▸ WHAT YOU ARE ASKED TO DO: Copy out every line of the data below word for word, changing nothing.
◇ ◇ ◇ ◇ ◇
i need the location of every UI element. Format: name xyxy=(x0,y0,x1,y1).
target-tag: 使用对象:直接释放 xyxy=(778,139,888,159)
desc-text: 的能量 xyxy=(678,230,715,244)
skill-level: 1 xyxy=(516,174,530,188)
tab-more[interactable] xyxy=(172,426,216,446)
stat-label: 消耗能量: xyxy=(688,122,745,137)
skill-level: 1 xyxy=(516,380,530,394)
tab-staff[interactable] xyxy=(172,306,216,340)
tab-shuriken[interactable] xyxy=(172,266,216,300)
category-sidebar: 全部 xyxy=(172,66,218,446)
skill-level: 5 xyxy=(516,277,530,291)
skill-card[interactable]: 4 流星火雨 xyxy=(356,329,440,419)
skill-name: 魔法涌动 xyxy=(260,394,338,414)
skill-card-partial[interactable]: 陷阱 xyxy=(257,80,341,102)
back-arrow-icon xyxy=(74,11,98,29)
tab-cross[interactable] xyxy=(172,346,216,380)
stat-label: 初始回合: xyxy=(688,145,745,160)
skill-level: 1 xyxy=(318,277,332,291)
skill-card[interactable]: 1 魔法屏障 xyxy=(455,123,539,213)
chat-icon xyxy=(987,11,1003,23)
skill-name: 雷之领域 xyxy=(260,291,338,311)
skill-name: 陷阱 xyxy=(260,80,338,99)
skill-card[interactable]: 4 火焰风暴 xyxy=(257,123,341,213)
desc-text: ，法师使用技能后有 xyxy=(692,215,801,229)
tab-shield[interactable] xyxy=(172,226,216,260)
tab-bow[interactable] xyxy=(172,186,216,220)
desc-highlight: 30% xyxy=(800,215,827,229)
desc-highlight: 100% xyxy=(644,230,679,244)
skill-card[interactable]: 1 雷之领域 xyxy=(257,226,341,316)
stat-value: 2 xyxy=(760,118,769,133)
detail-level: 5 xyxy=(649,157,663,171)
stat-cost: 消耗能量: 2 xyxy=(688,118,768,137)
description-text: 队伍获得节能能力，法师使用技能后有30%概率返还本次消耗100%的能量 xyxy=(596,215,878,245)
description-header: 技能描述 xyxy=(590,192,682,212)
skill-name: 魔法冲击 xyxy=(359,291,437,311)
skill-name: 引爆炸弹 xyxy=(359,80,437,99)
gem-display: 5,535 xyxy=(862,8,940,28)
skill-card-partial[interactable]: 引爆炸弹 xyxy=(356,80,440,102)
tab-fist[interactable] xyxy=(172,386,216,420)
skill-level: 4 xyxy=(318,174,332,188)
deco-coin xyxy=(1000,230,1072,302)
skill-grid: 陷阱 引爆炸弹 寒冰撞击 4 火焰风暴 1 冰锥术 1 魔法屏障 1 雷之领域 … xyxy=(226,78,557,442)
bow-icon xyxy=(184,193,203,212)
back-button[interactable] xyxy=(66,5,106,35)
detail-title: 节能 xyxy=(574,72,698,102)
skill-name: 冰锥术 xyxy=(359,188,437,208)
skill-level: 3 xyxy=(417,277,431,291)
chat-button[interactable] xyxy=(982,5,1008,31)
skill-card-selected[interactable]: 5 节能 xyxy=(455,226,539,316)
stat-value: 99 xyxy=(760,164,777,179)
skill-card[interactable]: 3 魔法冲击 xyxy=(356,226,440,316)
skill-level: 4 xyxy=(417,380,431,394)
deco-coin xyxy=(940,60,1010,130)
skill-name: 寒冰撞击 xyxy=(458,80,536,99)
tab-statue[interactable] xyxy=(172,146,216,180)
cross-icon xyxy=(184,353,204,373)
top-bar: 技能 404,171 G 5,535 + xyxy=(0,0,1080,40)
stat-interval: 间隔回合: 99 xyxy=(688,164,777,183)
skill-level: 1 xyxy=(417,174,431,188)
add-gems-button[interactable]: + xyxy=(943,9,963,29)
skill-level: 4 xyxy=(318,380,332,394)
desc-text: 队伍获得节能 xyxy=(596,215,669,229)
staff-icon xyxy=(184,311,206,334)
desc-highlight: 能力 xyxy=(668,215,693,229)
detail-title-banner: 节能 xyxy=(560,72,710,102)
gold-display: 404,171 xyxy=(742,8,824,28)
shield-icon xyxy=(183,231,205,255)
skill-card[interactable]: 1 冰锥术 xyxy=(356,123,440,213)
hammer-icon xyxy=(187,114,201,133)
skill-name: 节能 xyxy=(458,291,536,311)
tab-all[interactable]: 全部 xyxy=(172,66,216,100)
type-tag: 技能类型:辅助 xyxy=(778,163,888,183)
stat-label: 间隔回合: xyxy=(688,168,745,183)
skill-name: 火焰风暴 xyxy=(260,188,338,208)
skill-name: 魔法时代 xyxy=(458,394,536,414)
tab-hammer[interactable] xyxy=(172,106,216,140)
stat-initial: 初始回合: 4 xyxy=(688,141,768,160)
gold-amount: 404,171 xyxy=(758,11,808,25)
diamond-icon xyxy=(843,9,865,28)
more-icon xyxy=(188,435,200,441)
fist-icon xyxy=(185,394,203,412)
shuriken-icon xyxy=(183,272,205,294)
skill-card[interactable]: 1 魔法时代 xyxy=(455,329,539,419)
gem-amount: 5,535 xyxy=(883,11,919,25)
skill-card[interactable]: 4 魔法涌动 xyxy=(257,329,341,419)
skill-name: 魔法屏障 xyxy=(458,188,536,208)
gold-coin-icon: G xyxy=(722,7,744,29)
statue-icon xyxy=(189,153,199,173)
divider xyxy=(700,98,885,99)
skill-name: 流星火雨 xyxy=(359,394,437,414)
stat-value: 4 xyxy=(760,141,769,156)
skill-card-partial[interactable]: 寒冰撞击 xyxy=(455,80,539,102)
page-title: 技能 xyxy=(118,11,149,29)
◇ ◇ ◇ ◇ ◇
▸ SOLUTION:
i need the location of every UI element. Format: name xyxy=(x0,y0,x1,y1).
target-tag: 使用对象:直接释放 xyxy=(778,139,888,159)
desc-text: 的能量 xyxy=(678,230,715,244)
skill-level: 1 xyxy=(516,174,530,188)
tab-more[interactable] xyxy=(172,426,216,446)
stat-label: 消耗能量: xyxy=(688,122,745,137)
skill-level: 1 xyxy=(516,380,530,394)
tab-staff[interactable] xyxy=(172,306,216,340)
tab-shuriken[interactable] xyxy=(172,266,216,300)
category-sidebar: 全部 xyxy=(172,66,218,446)
skill-level: 5 xyxy=(516,277,530,291)
skill-card[interactable]: 4 流星火雨 xyxy=(356,329,440,419)
skill-name: 魔法涌动 xyxy=(260,394,338,414)
skill-card-partial[interactable]: 陷阱 xyxy=(257,80,341,102)
back-arrow-icon xyxy=(74,11,98,29)
tab-cross[interactable] xyxy=(172,346,216,380)
stat-label: 初始回合: xyxy=(688,145,745,160)
skill-level: 1 xyxy=(318,277,332,291)
skill-card[interactable]: 1 魔法屏障 xyxy=(455,123,539,213)
chat-icon xyxy=(987,11,1003,23)
skill-name: 雷之领域 xyxy=(260,291,338,311)
skill-name: 陷阱 xyxy=(260,80,338,99)
skill-card[interactable]: 4 火焰风暴 xyxy=(257,123,341,213)
desc-text: ，法师使用技能后有 xyxy=(692,215,801,229)
tab-shield[interactable] xyxy=(172,226,216,260)
tab-bow[interactable] xyxy=(172,186,216,220)
desc-highlight: 30% xyxy=(800,215,827,229)
desc-highlight: 100% xyxy=(644,230,679,244)
skill-card[interactable]: 1 雷之领域 xyxy=(257,226,341,316)
stat-value: 2 xyxy=(760,118,769,133)
detail-level: 5 xyxy=(649,157,663,171)
stat-cost: 消耗能量: 2 xyxy=(688,118,768,137)
description-text: 队伍获得节能能力，法师使用技能后有30%概率返还本次消耗100%的能量 xyxy=(596,215,878,245)
description-header: 技能描述 xyxy=(590,192,682,212)
skill-name: 魔法冲击 xyxy=(359,291,437,311)
skill-name: 引爆炸弹 xyxy=(359,80,437,99)
gem-display: 5,535 xyxy=(862,8,940,28)
skill-card-partial[interactable]: 引爆炸弹 xyxy=(356,80,440,102)
tab-fist[interactable] xyxy=(172,386,216,420)
skill-level: 4 xyxy=(318,174,332,188)
deco-coin xyxy=(1000,230,1072,302)
skill-grid: 陷阱 引爆炸弹 寒冰撞击 4 火焰风暴 1 冰锥术 1 魔法屏障 1 雷之领域 … xyxy=(226,78,557,442)
bow-icon xyxy=(184,193,203,212)
back-button[interactable] xyxy=(66,5,106,35)
detail-title: 节能 xyxy=(574,72,698,102)
skill-name: 冰锥术 xyxy=(359,188,437,208)
skill-level: 3 xyxy=(417,277,431,291)
chat-button[interactable] xyxy=(982,5,1008,31)
skill-card-selected[interactable]: 5 节能 xyxy=(455,226,539,316)
stat-value: 99 xyxy=(760,164,777,179)
skill-card[interactable]: 3 魔法冲击 xyxy=(356,226,440,316)
skill-level: 4 xyxy=(417,380,431,394)
deco-coin xyxy=(940,60,1010,130)
skill-name: 寒冰撞击 xyxy=(458,80,536,99)
tab-statue[interactable] xyxy=(172,146,216,180)
cross-icon xyxy=(184,353,204,373)
top-bar: 技能 404,171 G 5,535 + xyxy=(0,0,1080,40)
stat-interval: 间隔回合: 99 xyxy=(688,164,777,183)
skill-level: 1 xyxy=(417,174,431,188)
add-gems-button[interactable]: + xyxy=(943,9,963,29)
skill-level: 4 xyxy=(318,380,332,394)
desc-text: 队伍获得节能 xyxy=(596,215,669,229)
staff-icon xyxy=(184,311,206,334)
desc-highlight: 能力 xyxy=(668,215,693,229)
detail-title-banner: 节能 xyxy=(560,72,710,102)
gold-display: 404,171 xyxy=(742,8,824,28)
shield-icon xyxy=(183,231,205,255)
skill-card[interactable]: 1 冰锥术 xyxy=(356,123,440,213)
hammer-icon xyxy=(187,114,201,133)
skill-name: 节能 xyxy=(458,291,536,311)
tab-all[interactable]: 全部 xyxy=(172,66,216,100)
type-tag: 技能类型:辅助 xyxy=(778,163,888,183)
stat-label: 间隔回合: xyxy=(688,168,745,183)
skill-name: 火焰风暴 xyxy=(260,188,338,208)
skill-name: 魔法时代 xyxy=(458,394,536,414)
tab-hammer[interactable] xyxy=(172,106,216,140)
stat-initial: 初始回合: 4 xyxy=(688,141,768,160)
gold-amount: 404,171 xyxy=(758,11,808,25)
diamond-icon xyxy=(843,9,865,28)
more-icon xyxy=(188,435,200,441)
fist-icon xyxy=(185,394,203,412)
shuriken-icon xyxy=(183,272,205,294)
skill-card[interactable]: 1 魔法时代 xyxy=(455,329,539,419)
gem-amount: 5,535 xyxy=(883,11,919,25)
skill-card[interactable]: 4 魔法涌动 xyxy=(257,329,341,419)
skill-name: 魔法屏障 xyxy=(458,188,536,208)
gold-coin-icon: G xyxy=(722,7,744,29)
statue-icon xyxy=(189,153,199,173)
divider xyxy=(700,98,885,99)
skill-name: 流星火雨 xyxy=(359,394,437,414)
stat-value: 4 xyxy=(760,141,769,156)
skill-card-partial[interactable]: 寒冰撞击 xyxy=(455,80,539,102)
page-title: 技能 xyxy=(118,11,149,29)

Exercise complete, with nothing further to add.